## Description of the task
Return the full summary below on local versus systemic antibiotics for diabetic foot infection, word for word and unchanged.

## Selected excerpt

# Local Versus Systemic Antibiotics for Diabetic Foot Infection—A Systematic Review and Meta‐Analysis

**Authors:** Anas Khan, Hester Lacey, Helena Michels, Mohamed Elahwal, Bjorn Telgenkamp

PMC · DOI: 10.1111/1753-0407.70201 · 2026-03-10

## TL;DR

This study reviews evidence on using local antibiotics for diabetic foot infections, suggesting combination therapy may improve outcomes but more research is needed.

## Contribution

The study provides a systematic review and meta-analysis comparing local, systemic, and combination antibiotic therapies for diabetic foot infections.

## Key findings

- Combination therapy showed higher clinical cure rates and faster healing times compared to systemic antibiotics alone.
- Local antibiotics alone did not show significant benefits across all outcomes.
- High-quality randomized trials are needed to confirm these findings and guide clinical practice.

## Data under study
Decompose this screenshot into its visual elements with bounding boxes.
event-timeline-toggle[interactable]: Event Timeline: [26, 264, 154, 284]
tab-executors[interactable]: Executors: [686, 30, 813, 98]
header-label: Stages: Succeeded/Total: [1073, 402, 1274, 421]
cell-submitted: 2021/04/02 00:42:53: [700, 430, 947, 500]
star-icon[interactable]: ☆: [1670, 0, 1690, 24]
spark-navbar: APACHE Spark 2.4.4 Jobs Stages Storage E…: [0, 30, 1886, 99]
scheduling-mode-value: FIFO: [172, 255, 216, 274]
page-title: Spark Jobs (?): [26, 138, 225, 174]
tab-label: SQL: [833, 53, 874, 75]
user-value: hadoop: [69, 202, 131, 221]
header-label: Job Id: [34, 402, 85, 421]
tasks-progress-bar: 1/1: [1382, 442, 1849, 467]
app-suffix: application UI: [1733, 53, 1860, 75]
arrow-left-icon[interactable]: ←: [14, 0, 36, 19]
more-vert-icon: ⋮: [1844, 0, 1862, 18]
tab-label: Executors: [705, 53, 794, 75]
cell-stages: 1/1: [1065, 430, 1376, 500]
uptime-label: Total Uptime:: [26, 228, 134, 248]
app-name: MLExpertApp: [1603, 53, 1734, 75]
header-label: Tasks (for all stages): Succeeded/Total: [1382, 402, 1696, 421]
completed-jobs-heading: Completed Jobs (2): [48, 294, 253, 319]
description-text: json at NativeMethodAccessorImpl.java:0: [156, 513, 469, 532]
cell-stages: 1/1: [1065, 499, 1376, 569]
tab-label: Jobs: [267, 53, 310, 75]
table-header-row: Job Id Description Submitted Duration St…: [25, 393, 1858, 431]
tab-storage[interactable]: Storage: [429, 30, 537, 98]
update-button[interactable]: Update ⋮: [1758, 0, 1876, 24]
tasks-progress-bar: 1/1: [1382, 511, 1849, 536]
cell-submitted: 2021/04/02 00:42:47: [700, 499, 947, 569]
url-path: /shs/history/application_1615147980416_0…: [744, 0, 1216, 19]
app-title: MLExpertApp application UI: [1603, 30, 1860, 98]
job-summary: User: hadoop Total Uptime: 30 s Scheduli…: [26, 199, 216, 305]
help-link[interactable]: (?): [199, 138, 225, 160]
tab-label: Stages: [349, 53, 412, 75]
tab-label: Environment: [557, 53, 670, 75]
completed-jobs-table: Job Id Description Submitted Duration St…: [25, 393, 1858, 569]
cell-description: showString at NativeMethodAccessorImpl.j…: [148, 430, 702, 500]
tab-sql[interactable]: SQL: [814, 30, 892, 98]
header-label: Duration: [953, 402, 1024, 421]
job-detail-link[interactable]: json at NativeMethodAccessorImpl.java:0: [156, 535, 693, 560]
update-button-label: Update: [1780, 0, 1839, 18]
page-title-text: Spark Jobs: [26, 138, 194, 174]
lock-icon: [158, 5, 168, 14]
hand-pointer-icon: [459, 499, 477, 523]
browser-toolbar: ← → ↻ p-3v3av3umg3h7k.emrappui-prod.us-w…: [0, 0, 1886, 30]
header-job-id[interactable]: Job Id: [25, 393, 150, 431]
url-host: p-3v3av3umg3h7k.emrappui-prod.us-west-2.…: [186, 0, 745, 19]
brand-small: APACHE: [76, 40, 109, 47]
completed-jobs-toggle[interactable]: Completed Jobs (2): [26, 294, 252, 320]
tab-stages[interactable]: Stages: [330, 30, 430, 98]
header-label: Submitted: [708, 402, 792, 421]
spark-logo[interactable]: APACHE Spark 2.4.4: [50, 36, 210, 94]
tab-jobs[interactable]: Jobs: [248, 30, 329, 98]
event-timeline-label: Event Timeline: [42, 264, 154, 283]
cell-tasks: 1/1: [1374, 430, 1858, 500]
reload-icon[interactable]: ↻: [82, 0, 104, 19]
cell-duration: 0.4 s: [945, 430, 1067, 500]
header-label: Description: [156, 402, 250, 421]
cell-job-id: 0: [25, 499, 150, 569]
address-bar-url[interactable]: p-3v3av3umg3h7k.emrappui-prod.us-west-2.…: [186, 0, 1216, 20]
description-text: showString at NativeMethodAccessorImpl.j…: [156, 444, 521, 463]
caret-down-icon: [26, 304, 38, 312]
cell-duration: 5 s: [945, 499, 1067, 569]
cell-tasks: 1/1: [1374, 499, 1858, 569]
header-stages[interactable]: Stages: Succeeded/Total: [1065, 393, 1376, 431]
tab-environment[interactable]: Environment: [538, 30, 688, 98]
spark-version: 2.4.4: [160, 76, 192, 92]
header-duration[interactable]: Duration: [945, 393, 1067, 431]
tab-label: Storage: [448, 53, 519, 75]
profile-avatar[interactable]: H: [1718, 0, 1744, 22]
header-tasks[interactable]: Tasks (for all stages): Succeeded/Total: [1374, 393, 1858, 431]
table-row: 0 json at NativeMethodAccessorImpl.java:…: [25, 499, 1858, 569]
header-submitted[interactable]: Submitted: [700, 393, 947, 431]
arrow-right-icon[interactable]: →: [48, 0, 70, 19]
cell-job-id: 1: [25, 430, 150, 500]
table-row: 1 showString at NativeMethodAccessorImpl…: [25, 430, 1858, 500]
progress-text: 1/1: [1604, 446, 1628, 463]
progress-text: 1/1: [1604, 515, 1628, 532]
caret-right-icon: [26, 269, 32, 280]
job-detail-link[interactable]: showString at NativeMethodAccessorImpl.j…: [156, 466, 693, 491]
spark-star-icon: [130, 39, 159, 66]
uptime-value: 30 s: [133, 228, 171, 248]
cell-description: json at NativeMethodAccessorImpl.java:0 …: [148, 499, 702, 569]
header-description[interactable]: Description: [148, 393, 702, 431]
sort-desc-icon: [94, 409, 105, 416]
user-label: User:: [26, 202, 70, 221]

## Output of the task
# Local Versus Systemic Antibiotics for Diabetic Foot Infection—A Systematic Review and Meta‐Analysis

**Authors:** Anas Khan, Hester Lacey, Helena Michels, Mohamed Elahwal, Bjorn Telgenkamp

PMC · DOI: 10.1111/1753-0407.70201 · 2026-03-10

## TL;DR

This study reviews evidence on using local antibiotics for diabetic foot infections, suggesting combination therapy may improve outcomes but more research is needed.

## Contribution

The study provides a systematic review and meta-analysis comparing local, systemic, and combination antibiotic therapies for diabetic foot infections.

## Key findings

- Combination therapy showed higher clinical cure rates and faster healing times compared to systemic antibiotics alone.
- Local antibiotics alone did not show significant benefits across all outcomes.
- High-quality randomized trials are needed to confirm these findings and guide clinical practice.